### [SUPPLIED DATA]
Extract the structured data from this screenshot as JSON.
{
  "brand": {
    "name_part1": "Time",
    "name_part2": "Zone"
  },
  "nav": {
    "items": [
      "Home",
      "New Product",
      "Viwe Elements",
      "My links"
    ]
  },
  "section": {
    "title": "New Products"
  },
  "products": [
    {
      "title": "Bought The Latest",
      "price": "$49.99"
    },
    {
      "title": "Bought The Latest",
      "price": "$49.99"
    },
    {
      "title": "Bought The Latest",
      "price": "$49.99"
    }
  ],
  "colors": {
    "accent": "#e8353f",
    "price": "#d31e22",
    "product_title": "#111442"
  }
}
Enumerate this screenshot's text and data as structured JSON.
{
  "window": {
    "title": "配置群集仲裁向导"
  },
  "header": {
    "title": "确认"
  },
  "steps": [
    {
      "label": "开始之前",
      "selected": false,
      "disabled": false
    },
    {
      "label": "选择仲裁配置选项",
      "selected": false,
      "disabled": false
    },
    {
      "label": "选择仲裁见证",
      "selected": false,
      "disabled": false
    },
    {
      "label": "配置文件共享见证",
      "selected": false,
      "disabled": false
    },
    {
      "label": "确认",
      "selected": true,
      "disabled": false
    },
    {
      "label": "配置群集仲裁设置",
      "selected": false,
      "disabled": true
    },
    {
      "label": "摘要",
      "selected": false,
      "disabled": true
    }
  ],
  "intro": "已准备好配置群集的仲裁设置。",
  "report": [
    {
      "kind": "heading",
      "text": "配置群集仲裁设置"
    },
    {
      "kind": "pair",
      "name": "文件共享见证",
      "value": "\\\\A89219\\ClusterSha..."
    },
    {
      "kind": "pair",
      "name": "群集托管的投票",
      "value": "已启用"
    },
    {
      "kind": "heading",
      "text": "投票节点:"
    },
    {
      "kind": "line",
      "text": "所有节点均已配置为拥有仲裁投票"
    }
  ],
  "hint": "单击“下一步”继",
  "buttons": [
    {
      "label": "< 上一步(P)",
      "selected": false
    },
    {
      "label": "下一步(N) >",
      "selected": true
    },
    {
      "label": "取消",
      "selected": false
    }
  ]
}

### [PROBLEM REQUIREMENTS]
Check each line above for the word "screenshot" and give the number of lines that have it, nothing else.

### [FINAL ANSWER]
2